* Begin SUPPLIED RECORDS *

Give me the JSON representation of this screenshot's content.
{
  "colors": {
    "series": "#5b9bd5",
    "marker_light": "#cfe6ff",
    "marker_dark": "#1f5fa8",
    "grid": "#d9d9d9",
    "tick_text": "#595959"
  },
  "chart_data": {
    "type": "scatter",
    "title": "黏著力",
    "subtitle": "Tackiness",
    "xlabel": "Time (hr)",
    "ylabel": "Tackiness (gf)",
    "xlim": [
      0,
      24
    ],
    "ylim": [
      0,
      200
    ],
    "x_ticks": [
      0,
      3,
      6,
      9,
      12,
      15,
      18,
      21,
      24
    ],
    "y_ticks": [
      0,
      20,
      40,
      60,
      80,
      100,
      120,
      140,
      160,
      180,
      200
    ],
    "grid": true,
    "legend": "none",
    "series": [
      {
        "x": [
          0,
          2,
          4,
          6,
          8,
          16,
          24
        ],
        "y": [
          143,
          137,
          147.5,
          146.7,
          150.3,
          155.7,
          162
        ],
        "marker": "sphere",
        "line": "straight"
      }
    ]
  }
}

* End SUPPLIED RECORDS *

:: GIVEN PROBLEM ::
Your task is to extract all of the records exactly.

:: TASK RESULT ::
Give me the JSON representation of this screenshot's content.
{
  "colors": {
    "series": "#5b9bd5",
    "marker_light": "#cfe6ff",
    "marker_dark": "#1f5fa8",
    "grid": "#d9d9d9",
    "tick_text": "#595959"
  },
  "chart_data": {
    "type": "scatter",
    "title": "黏著力",
    "subtitle": "Tackiness",
    "xlabel": "Time (hr)",
    "ylabel": "Tackiness (gf)",
    "xlim": [
      0,
      24
    ],
    "ylim": [
      0,
      200
    ],
    "x_ticks": [
      0,
      3,
      6,
      9,
      12,
      15,
      18,
      21,
      24
    ],
    "y_ticks": [
      0,
      20,
      40,
      60,
      80,
      100,
      120,
      140,
      160,
      180,
      200
    ],
    "grid": true,
    "legend": "none",
    "series": [
      {
        "x": [
          0,
          2,
          4,
          6,
          8,
          16,
          24
        ],
        "y": [
          143,
          137,
          147.5,
          146.7,
          150.3,
          155.7,
          162
        ],
        "marker": "sphere",
        "line": "straight"
      }
    ]
  }
}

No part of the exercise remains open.